▶ _SHORT PROBLEM_
Reproduce the listing below without changes, except that pictures are left out.

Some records
########

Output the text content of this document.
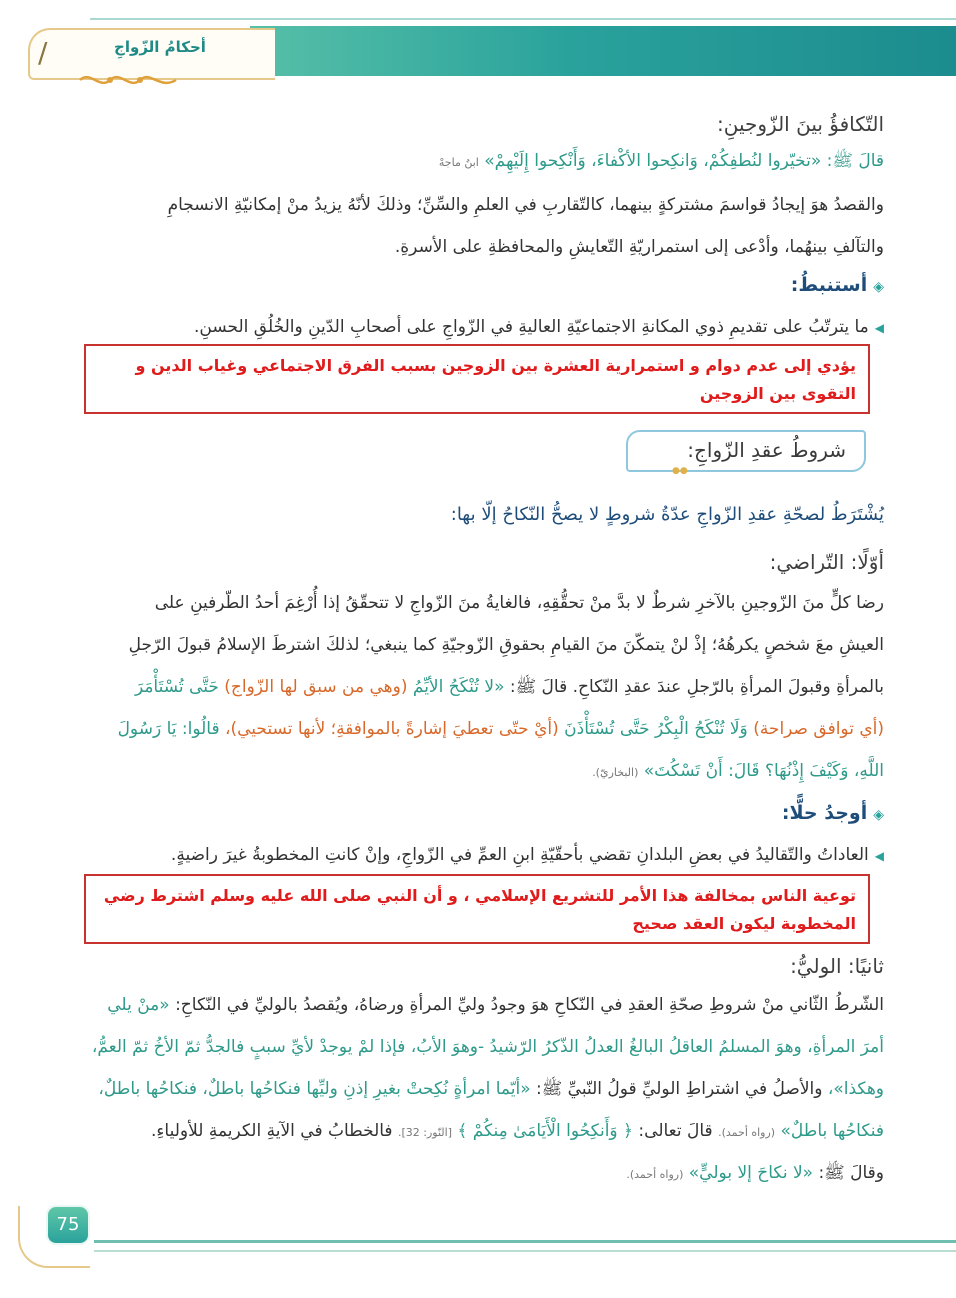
/	أحكامُ الزّواجِ
التّكافؤُ بينَ الزّوجينِ:
قالَ ﷺ: «تخيّروا لنُطفِكُمْ، وَانكِحوا الأكْفاءَ، وَأَنْكِحوا إِلَيْهِمْ» ابنُ ماجهْ
والقصدُ هوَ إيجادُ قواسمَ مشتركةٍ بينهما، كالتّقاربِ في العلمِ والسِّنِّ؛ وذلكَ لأنّهُ يزيدُ منْ إمكانيّةِ الانسجامِ
والتآلفِ بينهُما، وأدْعى إلى استمراريّةِ التّعايشِ والمحافظةِ على الأسرةِ.
◈أستنبطُ:
◀ما يترتّبُ على تقديمِ ذوي المكانةِ الاجتماعيّةِ العاليةِ في الزّواجِ على أصحابِ الدّينِ والخُلُقِ الحسنِ.
يؤدي إلى عدم دوام و استمرارية العشرة بين الزوجين بسبب الفرق الاجتماعي وغياب الدين و التقوى بين الزوجين
شروطُ عقدِ الزّواجِ:
●●
يُشْتَرَطُ لصحّةِ عقدِ الزّواجِ عدّةُ شروطٍ لا يصحُّ النّكاحُ إلّا بها:
أوّلًا: التّراضي:
رضا كلٍّ منَ الزّوجينِ بالآخرِ شرطٌ لا بدَّ منْ تحقُّقِهِ، فالغايةُ منَ الزّواجِ لا تتحقّقُ إذا أُرْغِمَ أحدُ الطّرفينِ على
العيشِ معَ شخصٍ يكرهُهُ؛ إذْ لنْ يتمكّنَ منَ القيامِ بحقوقِ الزّوجيّةِ كما ينبغي؛ لذلكَ اشترطَ الإسلامُ قبولَ الرّجلِ
بالمرأةِ وقبولَ المرأةِ بالرّجلِ عندَ عقدِ النّكاحِ. قالَ ﷺ: «لا تُنْكَحُ الأيِّمُ (وهي من سبق لها الزّواج) حَتَّى تُسْتَأْمَرَ
(أي توافق صراحة) وَلَا تُنْكَحُ الْبِكْرُ حَتَّى تُسْتَأْذَنَ (أيْ حتّى تعطيَ إشارةً بالموافقةِ؛ لأنها تستحيي)، قالُوا: يَا رَسُولَ
اللَّهِ، وَكَيْفَ إِذْنُهَا؟ قَالَ: أَنْ تَسْكُتَ» (البخاريّ).
◈أوجدُ حلًّا:
◀العاداتُ والتّقاليدُ في بعضِ البلدانِ تقضي بأحقّيّةِ ابنِ العمِّ في الزّواجِ، وإنْ كانتِ المخطوبةُ غيرَ راضيةٍ.
توعية الناس بمخالفة هذا الأمر للتشريع الإسلامي ، و أن النبي صلى الله عليه وسلم اشترط رضي المخطوبة ليكون العقد صحيح
ثانيًا: الوليُّ:
الشّرطُ الثّاني منْ شروطِ صحّةِ العقدِ في النّكاحِ هوَ وجودُ وليِّ المرأةِ ورضاهُ، ويُقصدُ بالوليِّ في النّكاحِ: «منْ يلي
أمرَ المرأةِ، وهوَ المسلمُ العاقلُ البالغُ العدلُ الذّكرُ الرّشيدُ -وهوَ الأبُ، فإذا لمْ يوجدْ لأيِّ سببٍ فالجدُّ ثمّ الأخُ ثمّ العمُّ،
وهكذا»، والأصلُ في اشتراطِ الوليِّ قولُ النّبيِّ ﷺ: «أيّما امرأةٍ نُكِحتْ بغيرِ إذنِ وليِّها فنكاحُها باطلٌ، فنكاحُها باطلٌ،
فنكاحُها باطلٌ» (رواه أحمد). قالَ تعالى: ﴿ وَأَنكِحُوا الْأَيَامَىٰ مِنكُمْ ﴾ [النّور: 32]. فالخطابُ في الآيةِ الكريمةِ للأولياءِ.
وقالَ ﷺ: «لا نكاحَ إلا بوليٍّ» (رواه أحمد).
75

########

▶ _FULL ANSWER_
Output the text content of this document.
/	أحكامُ الزّواجِ
التّكافؤُ بينَ الزّوجينِ:
قالَ ﷺ: «تخيّروا لنُطفِكُمْ، وَانكِحوا الأكْفاءَ، وَأَنْكِحوا إِلَيْهِمْ» ابنُ ماجهْ
والقصدُ هوَ إيجادُ قواسمَ مشتركةٍ بينهما، كالتّقاربِ في العلمِ والسِّنِّ؛ وذلكَ لأنّهُ يزيدُ منْ إمكانيّةِ الانسجامِ
والتآلفِ بينهُما، وأدْعى إلى استمراريّةِ التّعايشِ والمحافظةِ على الأسرةِ.
◈أستنبطُ:
◀ما يترتّبُ على تقديمِ ذوي المكانةِ الاجتماعيّةِ العاليةِ في الزّواجِ على أصحابِ الدّينِ والخُلُقِ الحسنِ.
يؤدي إلى عدم دوام و استمرارية العشرة بين الزوجين بسبب الفرق الاجتماعي وغياب الدين و التقوى بين الزوجين
شروطُ عقدِ الزّواجِ:
●●
يُشْتَرَطُ لصحّةِ عقدِ الزّواجِ عدّةُ شروطٍ لا يصحُّ النّكاحُ إلّا بها:
أوّلًا: التّراضي:
رضا كلٍّ منَ الزّوجينِ بالآخرِ شرطٌ لا بدَّ منْ تحقُّقِهِ، فالغايةُ منَ الزّواجِ لا تتحقّقُ إذا أُرْغِمَ أحدُ الطّرفينِ على
العيشِ معَ شخصٍ يكرهُهُ؛ إذْ لنْ يتمكّنَ منَ القيامِ بحقوقِ الزّوجيّةِ كما ينبغي؛ لذلكَ اشترطَ الإسلامُ قبولَ الرّجلِ
بالمرأةِ وقبولَ المرأةِ بالرّجلِ عندَ عقدِ النّكاحِ. قالَ ﷺ: «لا تُنْكَحُ الأيِّمُ (وهي من سبق لها الزّواج) حَتَّى تُسْتَأْمَرَ
(أي توافق صراحة) وَلَا تُنْكَحُ الْبِكْرُ حَتَّى تُسْتَأْذَنَ (أيْ حتّى تعطيَ إشارةً بالموافقةِ؛ لأنها تستحيي)، قالُوا: يَا رَسُولَ
اللَّهِ، وَكَيْفَ إِذْنُهَا؟ قَالَ: أَنْ تَسْكُتَ» (البخاريّ).
◈أوجدُ حلًّا:
◀العاداتُ والتّقاليدُ في بعضِ البلدانِ تقضي بأحقّيّةِ ابنِ العمِّ في الزّواجِ، وإنْ كانتِ المخطوبةُ غيرَ راضيةٍ.
توعية الناس بمخالفة هذا الأمر للتشريع الإسلامي ، و أن النبي صلى الله عليه وسلم اشترط رضي المخطوبة ليكون العقد صحيح
ثانيًا: الوليُّ:
الشّرطُ الثّاني منْ شروطِ صحّةِ العقدِ في النّكاحِ هوَ وجودُ وليِّ المرأةِ ورضاهُ، ويُقصدُ بالوليِّ في النّكاحِ: «منْ يلي
أمرَ المرأةِ، وهوَ المسلمُ العاقلُ البالغُ العدلُ الذّكرُ الرّشيدُ -وهوَ الأبُ، فإذا لمْ يوجدْ لأيِّ سببٍ فالجدُّ ثمّ الأخُ ثمّ العمُّ،
وهكذا»، والأصلُ في اشتراطِ الوليِّ قولُ النّبيِّ ﷺ: «أيّما امرأةٍ نُكِحتْ بغيرِ إذنِ وليِّها فنكاحُها باطلٌ، فنكاحُها باطلٌ،
فنكاحُها باطلٌ» (رواه أحمد). قالَ تعالى: ﴿ وَأَنكِحُوا الْأَيَامَىٰ مِنكُمْ ﴾ [النّور: 32]. فالخطابُ في الآيةِ الكريمةِ للأولياءِ.
وقالَ ﷺ: «لا نكاحَ إلا بوليٍّ» (رواه أحمد).
75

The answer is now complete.